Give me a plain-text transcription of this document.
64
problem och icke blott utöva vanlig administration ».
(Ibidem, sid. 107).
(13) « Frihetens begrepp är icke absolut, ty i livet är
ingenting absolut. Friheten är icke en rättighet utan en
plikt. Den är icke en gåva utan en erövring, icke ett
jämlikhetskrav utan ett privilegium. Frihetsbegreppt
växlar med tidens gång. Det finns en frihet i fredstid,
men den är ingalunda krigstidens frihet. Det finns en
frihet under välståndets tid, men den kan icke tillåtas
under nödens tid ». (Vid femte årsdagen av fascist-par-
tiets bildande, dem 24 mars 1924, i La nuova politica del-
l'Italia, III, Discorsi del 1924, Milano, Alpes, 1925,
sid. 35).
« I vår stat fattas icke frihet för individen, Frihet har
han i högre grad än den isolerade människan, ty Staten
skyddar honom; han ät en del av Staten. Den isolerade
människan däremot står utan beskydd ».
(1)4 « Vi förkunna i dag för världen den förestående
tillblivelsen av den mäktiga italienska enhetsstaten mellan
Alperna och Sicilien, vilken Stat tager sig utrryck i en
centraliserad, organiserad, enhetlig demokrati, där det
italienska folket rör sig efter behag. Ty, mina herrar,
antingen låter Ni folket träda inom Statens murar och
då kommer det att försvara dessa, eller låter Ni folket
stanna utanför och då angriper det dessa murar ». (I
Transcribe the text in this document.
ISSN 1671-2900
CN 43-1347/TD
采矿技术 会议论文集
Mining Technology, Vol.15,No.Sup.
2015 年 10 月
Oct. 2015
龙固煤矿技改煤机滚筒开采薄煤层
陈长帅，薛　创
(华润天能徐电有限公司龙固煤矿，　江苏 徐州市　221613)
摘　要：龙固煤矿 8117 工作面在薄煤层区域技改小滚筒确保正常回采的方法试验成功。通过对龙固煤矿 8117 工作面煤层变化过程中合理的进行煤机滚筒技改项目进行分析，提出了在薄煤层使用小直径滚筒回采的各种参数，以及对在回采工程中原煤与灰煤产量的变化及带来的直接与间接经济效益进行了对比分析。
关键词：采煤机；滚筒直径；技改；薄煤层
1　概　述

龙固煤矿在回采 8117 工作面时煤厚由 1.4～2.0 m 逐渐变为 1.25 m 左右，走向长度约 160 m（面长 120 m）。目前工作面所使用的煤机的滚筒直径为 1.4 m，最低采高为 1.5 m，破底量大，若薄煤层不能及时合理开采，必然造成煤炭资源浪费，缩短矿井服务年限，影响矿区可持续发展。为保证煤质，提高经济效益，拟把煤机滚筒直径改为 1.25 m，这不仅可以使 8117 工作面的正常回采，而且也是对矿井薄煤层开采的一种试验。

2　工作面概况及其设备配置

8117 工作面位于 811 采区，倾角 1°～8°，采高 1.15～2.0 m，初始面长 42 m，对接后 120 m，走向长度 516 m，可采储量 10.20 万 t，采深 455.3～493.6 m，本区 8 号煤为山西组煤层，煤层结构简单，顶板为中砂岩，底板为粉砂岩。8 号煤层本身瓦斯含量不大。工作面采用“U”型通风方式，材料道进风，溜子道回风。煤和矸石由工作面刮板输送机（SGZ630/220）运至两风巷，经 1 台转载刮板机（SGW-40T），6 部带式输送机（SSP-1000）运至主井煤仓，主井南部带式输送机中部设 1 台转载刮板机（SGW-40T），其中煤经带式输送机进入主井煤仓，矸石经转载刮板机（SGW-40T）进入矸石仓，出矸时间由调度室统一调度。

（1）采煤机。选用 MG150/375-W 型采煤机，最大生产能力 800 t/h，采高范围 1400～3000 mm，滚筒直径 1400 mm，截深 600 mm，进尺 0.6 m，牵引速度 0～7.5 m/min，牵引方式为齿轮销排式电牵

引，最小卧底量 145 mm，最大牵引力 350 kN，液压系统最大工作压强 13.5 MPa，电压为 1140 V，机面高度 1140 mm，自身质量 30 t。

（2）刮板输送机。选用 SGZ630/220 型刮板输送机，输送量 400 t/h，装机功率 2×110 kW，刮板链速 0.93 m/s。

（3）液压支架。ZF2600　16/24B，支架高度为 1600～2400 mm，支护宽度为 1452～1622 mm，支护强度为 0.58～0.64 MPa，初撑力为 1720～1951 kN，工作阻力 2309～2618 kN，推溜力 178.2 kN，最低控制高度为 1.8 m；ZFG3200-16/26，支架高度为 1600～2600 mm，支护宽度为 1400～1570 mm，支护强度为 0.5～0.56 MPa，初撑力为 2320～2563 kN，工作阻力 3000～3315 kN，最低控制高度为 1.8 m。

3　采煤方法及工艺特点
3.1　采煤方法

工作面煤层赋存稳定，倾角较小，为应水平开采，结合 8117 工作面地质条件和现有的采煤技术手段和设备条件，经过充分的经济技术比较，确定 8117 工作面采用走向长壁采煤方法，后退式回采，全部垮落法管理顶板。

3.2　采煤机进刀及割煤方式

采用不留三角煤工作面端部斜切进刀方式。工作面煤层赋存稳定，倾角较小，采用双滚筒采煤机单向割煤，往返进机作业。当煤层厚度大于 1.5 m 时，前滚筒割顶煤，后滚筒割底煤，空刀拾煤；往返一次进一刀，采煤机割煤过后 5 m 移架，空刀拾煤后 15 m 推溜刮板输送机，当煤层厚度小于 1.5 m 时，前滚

§ STATED EXERCISE
Search the lines for the word "icke" and report how many contain it, by number only.

§ CORRECT RESPONSE
6